**Text section**
Tuesday, September 30, 2008

Boston Super Gets Praise Not Raise

Let me be the first one to thank her for DOING the RIGHT THING by TAXPAYERS!!!!

"Boston schools chief gets praise, no bonus" by James Vaznis, Globe Staff | September 30, 2008

The Boston School Committee has given Superintendent Carol R. Johnson rave reviews for her first year on the job, but she will not receive a dime more in pay.

Citing tough economic times, the School Committee has decided not to give her a bonus, which under the terms of her five-year contract could have been as much as $20,000 for a job well done. For that same reason, Johnson has decided not to take a contractually guaranteed pay increase, which would have boosted her $275,000 annual salary by 2.5 percent or $6,875. Other senior school administrators also will not have pay increases this year. --more--"

That is AS IT SHOULD BE; isn't 275k a year enough?!!

**Data extract**
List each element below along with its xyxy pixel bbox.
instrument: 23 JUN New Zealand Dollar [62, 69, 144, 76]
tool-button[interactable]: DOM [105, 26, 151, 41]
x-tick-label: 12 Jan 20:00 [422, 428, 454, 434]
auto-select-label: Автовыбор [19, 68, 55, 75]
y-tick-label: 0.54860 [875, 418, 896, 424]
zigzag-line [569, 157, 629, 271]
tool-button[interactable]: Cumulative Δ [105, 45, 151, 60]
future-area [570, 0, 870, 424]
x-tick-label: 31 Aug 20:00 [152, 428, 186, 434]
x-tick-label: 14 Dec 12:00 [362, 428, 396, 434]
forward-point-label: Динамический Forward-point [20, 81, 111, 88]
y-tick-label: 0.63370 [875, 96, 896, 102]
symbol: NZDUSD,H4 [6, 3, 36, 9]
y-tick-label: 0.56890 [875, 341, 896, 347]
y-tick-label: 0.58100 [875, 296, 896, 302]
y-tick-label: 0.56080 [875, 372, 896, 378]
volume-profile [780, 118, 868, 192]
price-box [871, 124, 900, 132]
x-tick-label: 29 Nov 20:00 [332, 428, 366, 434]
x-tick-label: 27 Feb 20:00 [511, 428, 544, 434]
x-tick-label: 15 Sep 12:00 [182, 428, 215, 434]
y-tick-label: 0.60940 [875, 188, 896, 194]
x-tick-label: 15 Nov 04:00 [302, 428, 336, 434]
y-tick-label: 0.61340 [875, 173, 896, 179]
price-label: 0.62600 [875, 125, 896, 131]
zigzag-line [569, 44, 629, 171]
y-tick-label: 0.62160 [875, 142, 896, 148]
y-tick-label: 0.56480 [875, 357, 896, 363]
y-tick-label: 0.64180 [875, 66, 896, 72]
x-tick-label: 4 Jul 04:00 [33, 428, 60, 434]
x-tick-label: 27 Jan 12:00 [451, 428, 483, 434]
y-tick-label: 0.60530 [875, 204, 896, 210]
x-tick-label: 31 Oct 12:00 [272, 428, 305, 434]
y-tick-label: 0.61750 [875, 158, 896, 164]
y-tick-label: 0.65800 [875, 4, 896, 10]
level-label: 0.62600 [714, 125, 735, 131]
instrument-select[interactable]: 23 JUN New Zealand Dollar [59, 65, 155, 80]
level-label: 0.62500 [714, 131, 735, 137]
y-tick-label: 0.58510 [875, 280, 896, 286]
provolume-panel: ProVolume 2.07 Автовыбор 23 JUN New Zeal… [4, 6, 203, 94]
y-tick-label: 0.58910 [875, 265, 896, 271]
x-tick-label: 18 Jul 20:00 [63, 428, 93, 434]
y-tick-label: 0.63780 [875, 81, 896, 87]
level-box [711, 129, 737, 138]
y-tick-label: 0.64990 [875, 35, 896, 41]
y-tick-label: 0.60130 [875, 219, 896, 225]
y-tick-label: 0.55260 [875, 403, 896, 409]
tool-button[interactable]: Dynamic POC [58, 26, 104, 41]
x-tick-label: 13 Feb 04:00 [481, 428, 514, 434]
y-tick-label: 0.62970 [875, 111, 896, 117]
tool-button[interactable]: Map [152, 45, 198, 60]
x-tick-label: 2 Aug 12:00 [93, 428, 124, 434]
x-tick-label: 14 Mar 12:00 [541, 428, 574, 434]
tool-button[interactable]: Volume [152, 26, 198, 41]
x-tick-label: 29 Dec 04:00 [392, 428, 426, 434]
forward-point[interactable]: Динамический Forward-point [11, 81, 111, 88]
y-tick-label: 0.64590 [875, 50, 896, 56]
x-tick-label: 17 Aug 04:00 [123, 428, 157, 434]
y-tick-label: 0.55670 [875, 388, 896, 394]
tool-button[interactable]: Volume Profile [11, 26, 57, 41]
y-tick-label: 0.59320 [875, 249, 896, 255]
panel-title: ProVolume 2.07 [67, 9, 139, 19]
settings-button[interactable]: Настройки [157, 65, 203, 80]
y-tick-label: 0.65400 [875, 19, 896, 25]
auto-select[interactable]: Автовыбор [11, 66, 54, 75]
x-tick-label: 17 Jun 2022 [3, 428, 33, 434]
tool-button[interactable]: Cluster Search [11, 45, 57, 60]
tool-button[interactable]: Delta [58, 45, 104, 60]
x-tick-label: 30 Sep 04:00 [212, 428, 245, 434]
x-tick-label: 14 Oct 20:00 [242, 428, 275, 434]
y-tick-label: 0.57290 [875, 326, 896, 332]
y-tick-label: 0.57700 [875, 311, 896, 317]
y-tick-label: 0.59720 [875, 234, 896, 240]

**List of tasks**
1. In the blog post about the Boston superintendent's pay, copy word for word the part from "The Boston School" to "more in pay.".
2. Answer these questions using the blog post about the Boston superintendent's pay:
(a) Who wrote the Globe article quoted in the post?
(b) Under her contract, what is the most her bonus could have been?
(c) What is Carol R. Johnson's annual salary?
3. Put this sentence from the blog post about the Boston superintendent's pay into Spanish: "Other senior school administrators also will not have pay increases this year."

**Answers for the exercise**
1.
The Boston School Committee has given Superintendent Carol R. Johnson rave reviews for her first year on the job, but she will not receive a dime more in pay.

2.
(a) James Vaznis
(b) $20,000
(c) $275,000

3. Otros altos administradores escolares tampoco tendrán aumentos de sueldo este año.